Page transcription records:

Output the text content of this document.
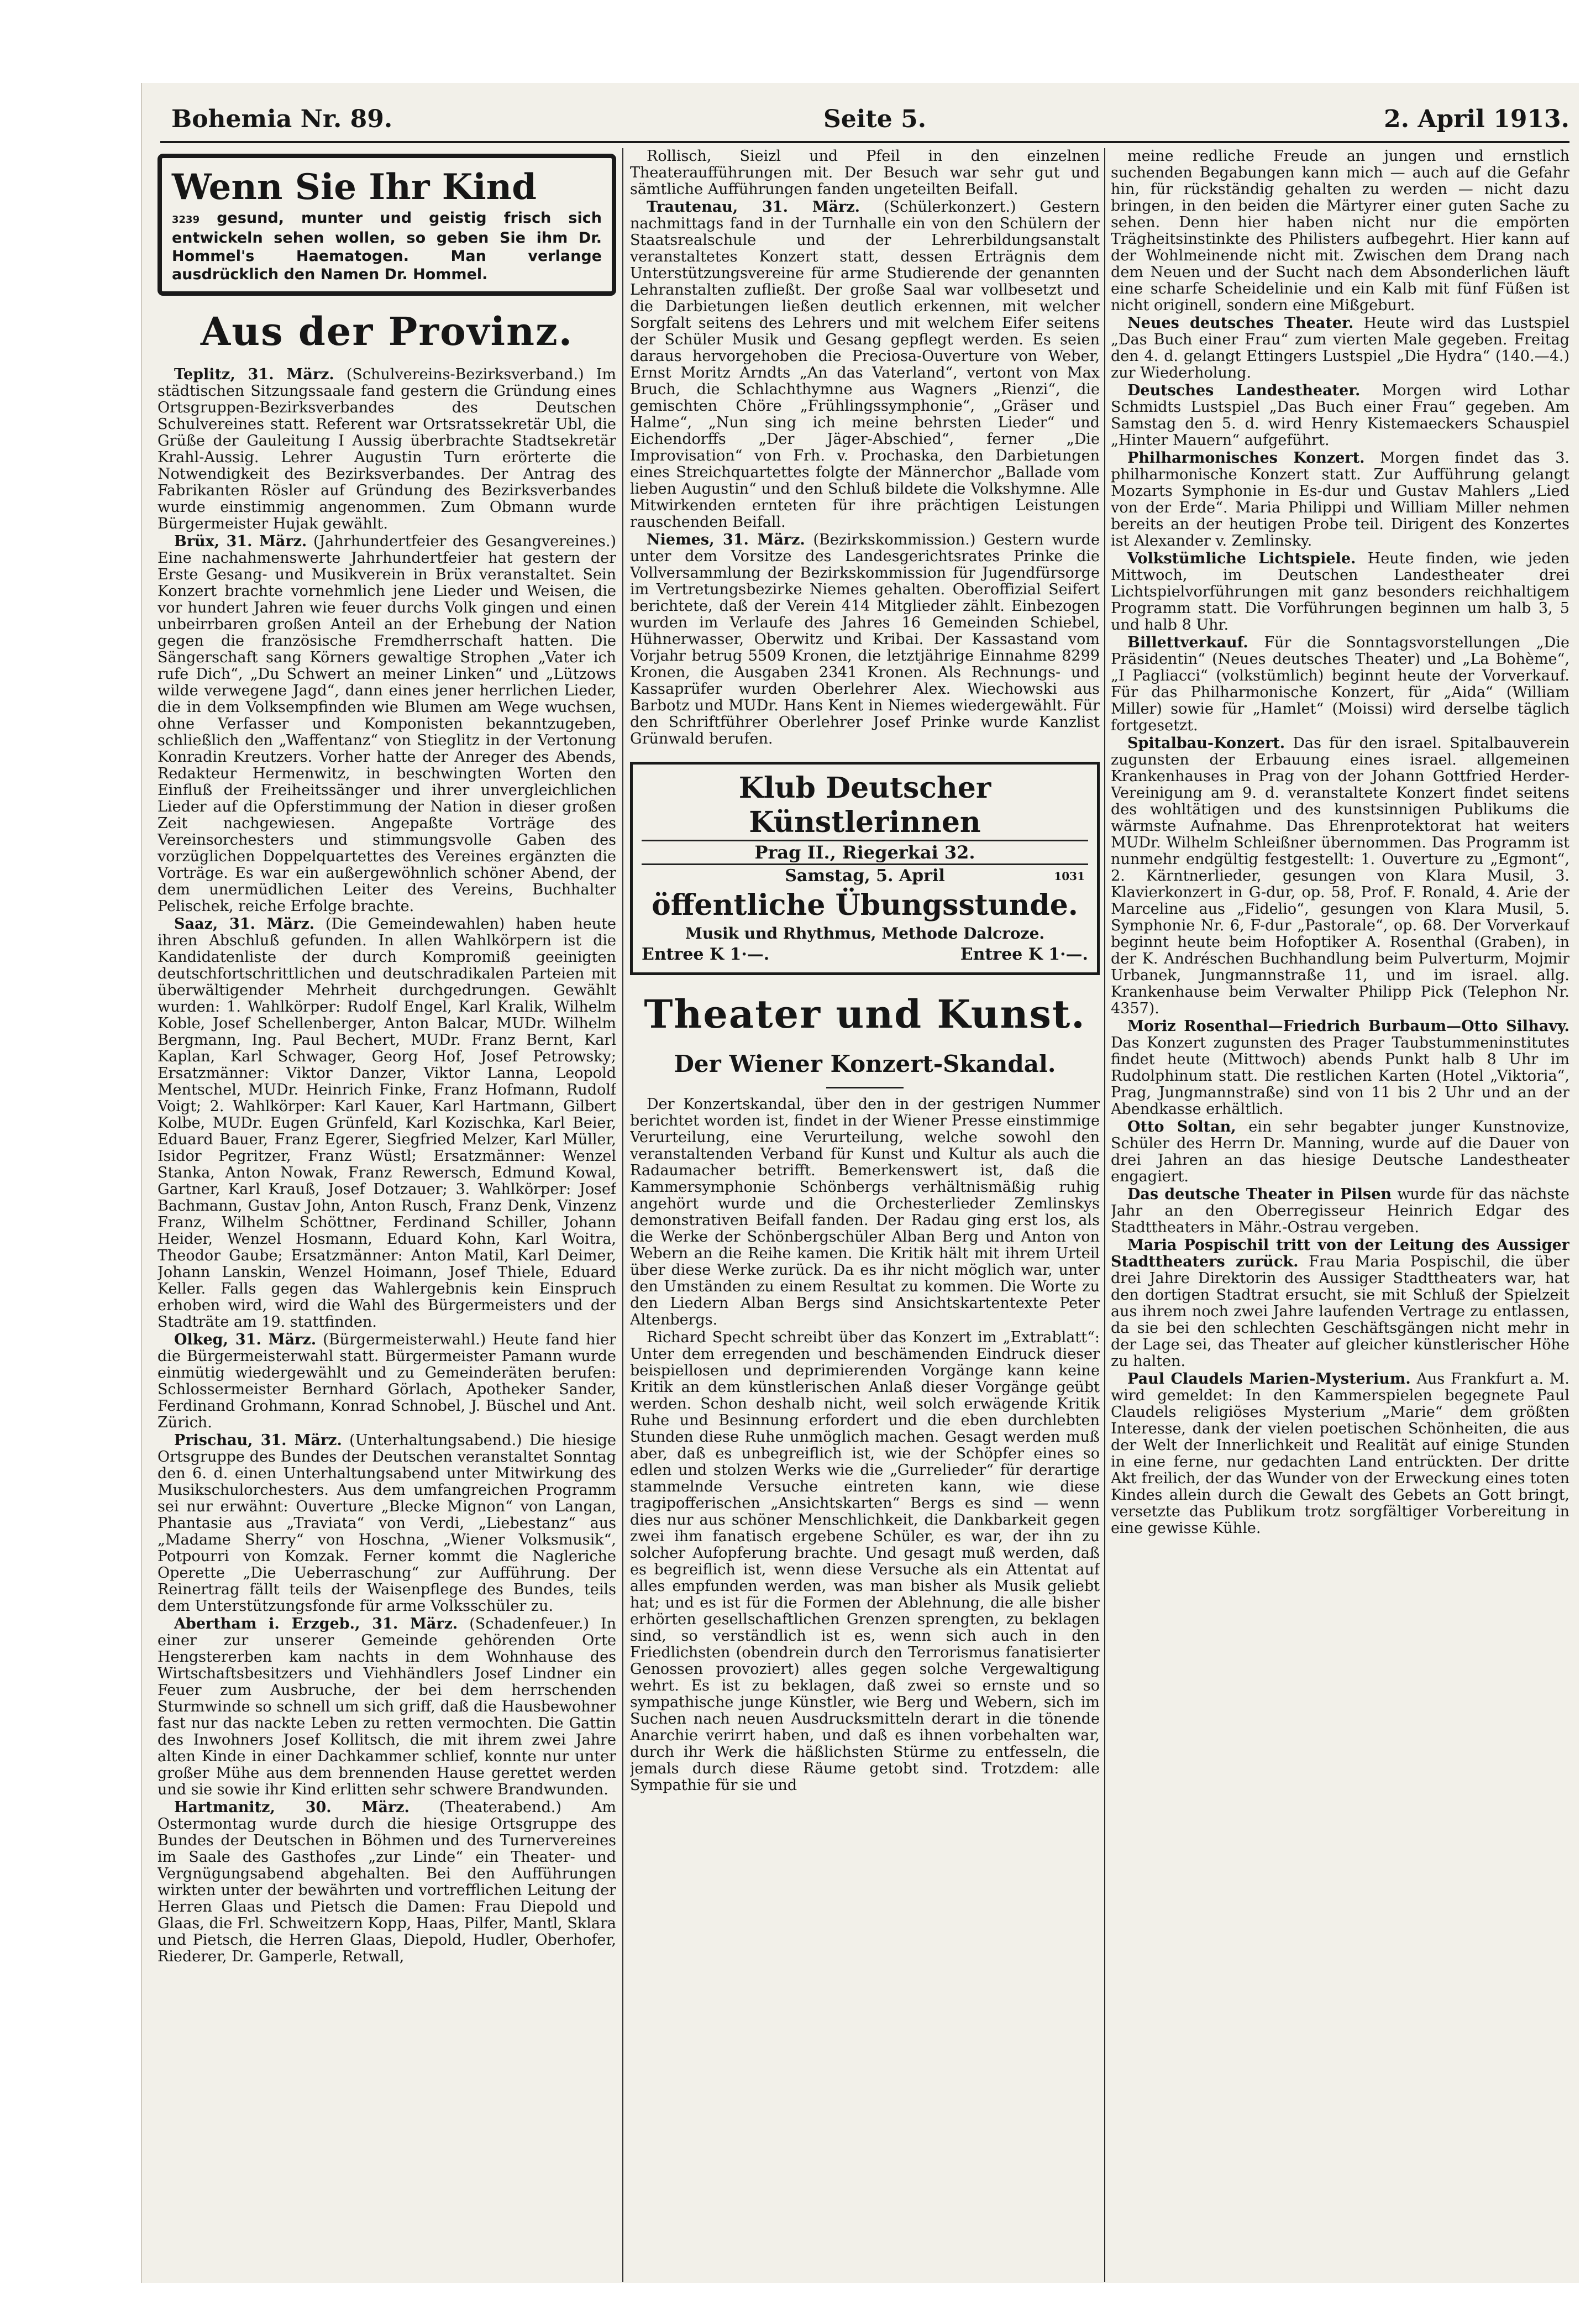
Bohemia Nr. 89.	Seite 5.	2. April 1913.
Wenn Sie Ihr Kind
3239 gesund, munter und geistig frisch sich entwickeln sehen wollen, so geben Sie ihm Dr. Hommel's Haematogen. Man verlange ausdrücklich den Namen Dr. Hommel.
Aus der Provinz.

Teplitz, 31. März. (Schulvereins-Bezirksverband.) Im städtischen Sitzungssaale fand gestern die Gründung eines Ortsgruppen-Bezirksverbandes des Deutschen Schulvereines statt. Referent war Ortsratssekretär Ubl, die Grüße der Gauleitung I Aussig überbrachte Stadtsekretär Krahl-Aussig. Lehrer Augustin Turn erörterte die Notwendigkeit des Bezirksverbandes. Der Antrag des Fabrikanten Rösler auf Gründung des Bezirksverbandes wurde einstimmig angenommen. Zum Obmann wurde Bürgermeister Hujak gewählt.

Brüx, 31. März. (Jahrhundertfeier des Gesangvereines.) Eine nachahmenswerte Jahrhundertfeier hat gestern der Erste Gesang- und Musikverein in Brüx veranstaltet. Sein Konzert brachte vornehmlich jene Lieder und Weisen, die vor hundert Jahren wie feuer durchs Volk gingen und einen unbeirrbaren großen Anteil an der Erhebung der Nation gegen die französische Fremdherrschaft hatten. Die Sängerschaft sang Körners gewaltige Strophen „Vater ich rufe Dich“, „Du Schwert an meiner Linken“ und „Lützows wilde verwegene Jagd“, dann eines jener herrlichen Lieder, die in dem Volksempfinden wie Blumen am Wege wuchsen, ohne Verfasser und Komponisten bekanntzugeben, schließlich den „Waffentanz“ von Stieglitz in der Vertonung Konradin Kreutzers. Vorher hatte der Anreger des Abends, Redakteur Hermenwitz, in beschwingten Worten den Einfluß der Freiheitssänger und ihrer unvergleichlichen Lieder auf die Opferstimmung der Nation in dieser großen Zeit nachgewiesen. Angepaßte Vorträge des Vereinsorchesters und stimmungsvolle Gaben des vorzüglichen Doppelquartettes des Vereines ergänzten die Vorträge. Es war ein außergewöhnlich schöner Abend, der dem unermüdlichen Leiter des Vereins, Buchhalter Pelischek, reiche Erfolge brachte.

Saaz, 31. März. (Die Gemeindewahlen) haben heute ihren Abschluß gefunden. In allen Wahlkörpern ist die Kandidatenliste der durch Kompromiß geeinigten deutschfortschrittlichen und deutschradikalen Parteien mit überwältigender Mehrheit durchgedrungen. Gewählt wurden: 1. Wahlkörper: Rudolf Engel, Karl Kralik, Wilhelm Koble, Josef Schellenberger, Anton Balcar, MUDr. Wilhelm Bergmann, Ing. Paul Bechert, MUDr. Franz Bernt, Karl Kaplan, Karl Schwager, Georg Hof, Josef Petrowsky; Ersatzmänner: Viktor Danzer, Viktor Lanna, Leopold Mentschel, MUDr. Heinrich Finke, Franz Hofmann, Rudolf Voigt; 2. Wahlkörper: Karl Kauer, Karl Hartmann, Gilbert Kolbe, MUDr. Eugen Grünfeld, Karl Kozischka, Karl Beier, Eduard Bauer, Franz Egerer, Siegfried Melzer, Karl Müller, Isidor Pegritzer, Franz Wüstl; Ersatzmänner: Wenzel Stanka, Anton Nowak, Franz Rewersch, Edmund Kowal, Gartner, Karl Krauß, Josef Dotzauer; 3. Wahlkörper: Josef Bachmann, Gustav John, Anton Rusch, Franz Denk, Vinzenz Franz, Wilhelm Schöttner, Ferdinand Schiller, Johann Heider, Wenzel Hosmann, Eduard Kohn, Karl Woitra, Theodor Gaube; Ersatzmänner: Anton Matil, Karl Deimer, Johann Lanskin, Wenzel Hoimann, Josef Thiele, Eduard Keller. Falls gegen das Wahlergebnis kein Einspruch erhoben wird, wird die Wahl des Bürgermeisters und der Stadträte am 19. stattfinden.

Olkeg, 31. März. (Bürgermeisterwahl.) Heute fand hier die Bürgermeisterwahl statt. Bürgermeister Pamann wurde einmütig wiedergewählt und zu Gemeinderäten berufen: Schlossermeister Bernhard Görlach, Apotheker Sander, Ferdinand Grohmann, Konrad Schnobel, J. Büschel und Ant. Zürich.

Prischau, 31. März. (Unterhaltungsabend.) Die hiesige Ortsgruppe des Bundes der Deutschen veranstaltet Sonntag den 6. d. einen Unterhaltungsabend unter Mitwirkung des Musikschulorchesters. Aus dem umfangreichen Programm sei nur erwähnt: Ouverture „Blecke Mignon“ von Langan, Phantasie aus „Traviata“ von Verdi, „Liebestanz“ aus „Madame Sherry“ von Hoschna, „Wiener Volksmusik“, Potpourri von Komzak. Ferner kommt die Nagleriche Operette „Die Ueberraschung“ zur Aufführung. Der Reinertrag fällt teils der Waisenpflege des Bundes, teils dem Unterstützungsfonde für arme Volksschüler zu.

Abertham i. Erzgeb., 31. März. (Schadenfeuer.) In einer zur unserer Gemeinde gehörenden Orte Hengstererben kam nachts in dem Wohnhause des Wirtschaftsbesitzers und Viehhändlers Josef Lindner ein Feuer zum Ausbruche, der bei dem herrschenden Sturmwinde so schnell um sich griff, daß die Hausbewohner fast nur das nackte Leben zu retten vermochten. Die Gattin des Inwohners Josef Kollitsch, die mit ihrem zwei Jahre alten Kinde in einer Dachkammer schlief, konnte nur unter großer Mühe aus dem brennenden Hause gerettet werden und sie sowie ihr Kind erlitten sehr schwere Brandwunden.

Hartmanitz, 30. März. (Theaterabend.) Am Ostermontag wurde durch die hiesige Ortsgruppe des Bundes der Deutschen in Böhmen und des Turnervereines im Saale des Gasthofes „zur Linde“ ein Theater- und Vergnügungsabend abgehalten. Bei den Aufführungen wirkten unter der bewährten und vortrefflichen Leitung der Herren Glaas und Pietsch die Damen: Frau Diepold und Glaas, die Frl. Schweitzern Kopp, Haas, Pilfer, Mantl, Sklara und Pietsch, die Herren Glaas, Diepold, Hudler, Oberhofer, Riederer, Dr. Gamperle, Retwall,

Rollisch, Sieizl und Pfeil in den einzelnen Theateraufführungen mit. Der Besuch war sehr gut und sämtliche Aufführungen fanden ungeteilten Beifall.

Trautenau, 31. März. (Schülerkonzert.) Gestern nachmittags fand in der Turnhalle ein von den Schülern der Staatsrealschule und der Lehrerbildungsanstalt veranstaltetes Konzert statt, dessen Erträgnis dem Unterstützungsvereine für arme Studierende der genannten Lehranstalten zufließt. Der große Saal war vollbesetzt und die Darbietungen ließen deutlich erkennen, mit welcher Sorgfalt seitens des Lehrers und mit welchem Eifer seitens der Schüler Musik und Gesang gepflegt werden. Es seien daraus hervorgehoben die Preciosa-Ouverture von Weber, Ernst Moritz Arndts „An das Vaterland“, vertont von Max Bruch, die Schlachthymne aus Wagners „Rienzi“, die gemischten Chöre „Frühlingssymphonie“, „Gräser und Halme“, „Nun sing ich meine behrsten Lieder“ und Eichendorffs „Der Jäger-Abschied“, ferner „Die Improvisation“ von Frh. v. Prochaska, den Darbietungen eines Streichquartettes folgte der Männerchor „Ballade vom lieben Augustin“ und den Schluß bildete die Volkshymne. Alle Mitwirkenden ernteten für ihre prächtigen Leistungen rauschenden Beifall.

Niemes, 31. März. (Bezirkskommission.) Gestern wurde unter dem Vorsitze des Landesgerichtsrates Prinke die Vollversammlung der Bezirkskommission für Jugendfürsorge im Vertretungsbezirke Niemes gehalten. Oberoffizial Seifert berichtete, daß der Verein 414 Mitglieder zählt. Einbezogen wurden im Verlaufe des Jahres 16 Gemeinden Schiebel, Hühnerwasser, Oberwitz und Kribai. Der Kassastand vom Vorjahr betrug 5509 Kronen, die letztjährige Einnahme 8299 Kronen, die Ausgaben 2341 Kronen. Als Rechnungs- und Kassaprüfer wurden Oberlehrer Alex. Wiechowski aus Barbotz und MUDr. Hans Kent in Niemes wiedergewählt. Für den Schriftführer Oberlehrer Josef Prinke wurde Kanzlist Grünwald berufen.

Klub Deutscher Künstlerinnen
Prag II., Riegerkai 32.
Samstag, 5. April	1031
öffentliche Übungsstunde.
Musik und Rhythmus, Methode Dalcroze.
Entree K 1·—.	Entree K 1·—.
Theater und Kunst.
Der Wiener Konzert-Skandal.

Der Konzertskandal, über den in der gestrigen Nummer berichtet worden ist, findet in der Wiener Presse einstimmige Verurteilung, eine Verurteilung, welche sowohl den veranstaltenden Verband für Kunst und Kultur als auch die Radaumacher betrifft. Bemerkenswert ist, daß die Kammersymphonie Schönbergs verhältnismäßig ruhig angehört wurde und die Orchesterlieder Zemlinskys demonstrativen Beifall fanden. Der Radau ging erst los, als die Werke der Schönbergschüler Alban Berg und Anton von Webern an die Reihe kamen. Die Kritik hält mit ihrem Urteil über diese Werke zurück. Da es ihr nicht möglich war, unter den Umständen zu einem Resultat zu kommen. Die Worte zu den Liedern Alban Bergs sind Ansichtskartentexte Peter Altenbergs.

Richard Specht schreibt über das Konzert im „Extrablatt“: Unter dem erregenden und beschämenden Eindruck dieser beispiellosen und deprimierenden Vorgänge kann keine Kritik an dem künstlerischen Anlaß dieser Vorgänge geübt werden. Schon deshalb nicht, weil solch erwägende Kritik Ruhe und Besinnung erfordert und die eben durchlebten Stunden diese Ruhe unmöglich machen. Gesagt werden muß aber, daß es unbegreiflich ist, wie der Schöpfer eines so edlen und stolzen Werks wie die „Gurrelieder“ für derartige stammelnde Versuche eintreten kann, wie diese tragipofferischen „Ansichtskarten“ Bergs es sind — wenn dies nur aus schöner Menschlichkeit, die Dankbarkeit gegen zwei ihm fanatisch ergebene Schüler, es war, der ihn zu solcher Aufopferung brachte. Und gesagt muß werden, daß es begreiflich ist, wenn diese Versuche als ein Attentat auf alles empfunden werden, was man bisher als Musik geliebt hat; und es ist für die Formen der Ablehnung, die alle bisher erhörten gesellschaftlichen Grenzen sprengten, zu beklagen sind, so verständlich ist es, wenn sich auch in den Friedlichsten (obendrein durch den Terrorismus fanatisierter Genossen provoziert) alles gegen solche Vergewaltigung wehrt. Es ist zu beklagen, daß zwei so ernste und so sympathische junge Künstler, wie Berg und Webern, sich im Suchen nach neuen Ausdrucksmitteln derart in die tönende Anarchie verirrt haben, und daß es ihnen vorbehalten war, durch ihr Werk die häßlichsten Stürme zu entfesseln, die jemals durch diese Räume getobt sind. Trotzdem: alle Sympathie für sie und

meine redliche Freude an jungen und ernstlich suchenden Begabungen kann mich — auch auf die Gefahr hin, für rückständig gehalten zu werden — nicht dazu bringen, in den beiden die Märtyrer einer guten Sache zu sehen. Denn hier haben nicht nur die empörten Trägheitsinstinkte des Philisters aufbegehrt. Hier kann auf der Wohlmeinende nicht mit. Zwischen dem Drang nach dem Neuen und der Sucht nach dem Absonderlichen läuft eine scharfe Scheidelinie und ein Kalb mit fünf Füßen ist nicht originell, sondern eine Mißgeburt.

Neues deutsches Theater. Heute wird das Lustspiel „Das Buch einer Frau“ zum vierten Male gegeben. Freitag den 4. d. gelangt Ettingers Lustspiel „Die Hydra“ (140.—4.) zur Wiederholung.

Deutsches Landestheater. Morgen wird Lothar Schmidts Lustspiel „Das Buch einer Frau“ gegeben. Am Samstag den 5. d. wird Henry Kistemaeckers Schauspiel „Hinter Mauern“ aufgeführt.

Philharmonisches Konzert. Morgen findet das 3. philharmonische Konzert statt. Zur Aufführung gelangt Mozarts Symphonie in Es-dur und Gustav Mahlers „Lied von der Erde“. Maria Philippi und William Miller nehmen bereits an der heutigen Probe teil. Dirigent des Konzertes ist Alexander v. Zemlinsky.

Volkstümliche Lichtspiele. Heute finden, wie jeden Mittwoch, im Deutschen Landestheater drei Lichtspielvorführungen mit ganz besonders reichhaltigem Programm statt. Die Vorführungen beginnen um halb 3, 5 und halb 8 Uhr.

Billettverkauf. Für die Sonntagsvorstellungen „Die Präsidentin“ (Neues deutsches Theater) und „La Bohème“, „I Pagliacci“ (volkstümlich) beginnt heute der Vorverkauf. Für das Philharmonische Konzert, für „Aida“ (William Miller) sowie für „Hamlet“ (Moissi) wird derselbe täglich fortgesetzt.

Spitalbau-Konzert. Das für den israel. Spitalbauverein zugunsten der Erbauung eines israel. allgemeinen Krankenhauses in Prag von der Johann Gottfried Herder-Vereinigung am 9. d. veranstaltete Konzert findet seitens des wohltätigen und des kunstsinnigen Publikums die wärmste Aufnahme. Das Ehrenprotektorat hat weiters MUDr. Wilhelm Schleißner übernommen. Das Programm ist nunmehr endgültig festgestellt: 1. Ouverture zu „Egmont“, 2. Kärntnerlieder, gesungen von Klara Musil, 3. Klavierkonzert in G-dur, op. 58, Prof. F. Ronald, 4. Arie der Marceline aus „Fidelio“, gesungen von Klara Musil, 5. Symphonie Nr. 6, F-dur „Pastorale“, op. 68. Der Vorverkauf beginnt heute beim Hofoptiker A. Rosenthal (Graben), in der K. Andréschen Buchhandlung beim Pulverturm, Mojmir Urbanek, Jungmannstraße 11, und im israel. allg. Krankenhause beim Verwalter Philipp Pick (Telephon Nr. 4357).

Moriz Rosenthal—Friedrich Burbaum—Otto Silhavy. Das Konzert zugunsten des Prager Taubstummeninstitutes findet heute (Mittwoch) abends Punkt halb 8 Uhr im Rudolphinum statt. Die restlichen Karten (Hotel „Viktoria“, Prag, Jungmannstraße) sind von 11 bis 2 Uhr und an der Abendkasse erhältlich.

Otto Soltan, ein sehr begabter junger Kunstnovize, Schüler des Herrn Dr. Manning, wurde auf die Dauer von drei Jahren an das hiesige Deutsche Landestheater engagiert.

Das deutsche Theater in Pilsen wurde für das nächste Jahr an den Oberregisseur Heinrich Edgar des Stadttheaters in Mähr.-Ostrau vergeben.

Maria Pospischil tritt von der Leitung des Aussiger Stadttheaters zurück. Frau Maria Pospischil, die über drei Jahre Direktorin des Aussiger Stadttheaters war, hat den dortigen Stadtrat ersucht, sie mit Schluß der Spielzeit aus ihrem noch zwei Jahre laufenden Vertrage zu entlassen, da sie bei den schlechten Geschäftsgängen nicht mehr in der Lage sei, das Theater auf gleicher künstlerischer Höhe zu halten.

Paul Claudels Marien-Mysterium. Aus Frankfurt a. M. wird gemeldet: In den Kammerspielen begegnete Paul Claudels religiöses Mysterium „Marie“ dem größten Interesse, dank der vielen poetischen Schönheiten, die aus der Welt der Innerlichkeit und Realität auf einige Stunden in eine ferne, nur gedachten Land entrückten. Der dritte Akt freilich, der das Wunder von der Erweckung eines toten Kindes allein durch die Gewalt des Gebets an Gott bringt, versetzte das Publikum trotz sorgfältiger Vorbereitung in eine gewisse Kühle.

▸ **WORK INSTRUCTION**: Filter the data above down to lines with the word "Heinrich", and copy them.

▸ **RESULT BELOW**:
Saaz, 31. März. (Die Gemeindewahlen) haben heute ihren Abschluß gefunden. In allen Wahlkörpern ist die Kandidatenliste der durch Kompromiß geeinigten deutschfortschrittlichen und deutschradikalen Parteien mit überwältigender Mehrheit durchgedrungen. Gewählt wurden: 1. Wahlkörper: Rudolf Engel, Karl Kralik, Wilhelm Koble, Josef Schellenberger, Anton Balcar, MUDr. Wilhelm Bergmann, Ing. Paul Bechert, MUDr. Franz Bernt, Karl Kaplan, Karl Schwager, Georg Hof, Josef Petrowsky; Ersatzmänner: Viktor Danzer, Viktor Lanna, Leopold Mentschel, MUDr. Heinrich Finke, Franz Hofmann, Rudolf Voigt; 2. Wahlkörper: Karl Kauer, Karl Hartmann, Gilbert Kolbe, MUDr. Eugen Grünfeld, Karl Kozischka, Karl Beier, Eduard Bauer, Franz Egerer, Siegfried Melzer, Karl Müller, Isidor Pegritzer, Franz Wüstl; Ersatzmänner: Wenzel Stanka, Anton Nowak, Franz Rewersch, Edmund Kowal, Gartner, Karl Krauß, Josef Dotzauer; 3. Wahlkörper: Josef Bachmann, Gustav John, Anton Rusch, Franz Denk, Vinzenz Franz, Wilhelm Schöttner, Ferdinand Schiller, Johann Heider, Wenzel Hosmann, Eduard Kohn, Karl Woitra, Theodor Gaube; Ersatzmänner: Anton Matil, Karl Deimer, Johann Lanskin, Wenzel Hoimann, Josef Thiele, Eduard Keller. Falls gegen das Wahlergebnis kein Einspruch erhoben wird, wird die Wahl des Bürgermeisters und der Stadträte am 19. stattfinden.
Das deutsche Theater in Pilsen wurde für das nächste Jahr an den Oberregisseur Heinrich Edgar des Stadttheaters in Mähr.-Ostrau vergeben.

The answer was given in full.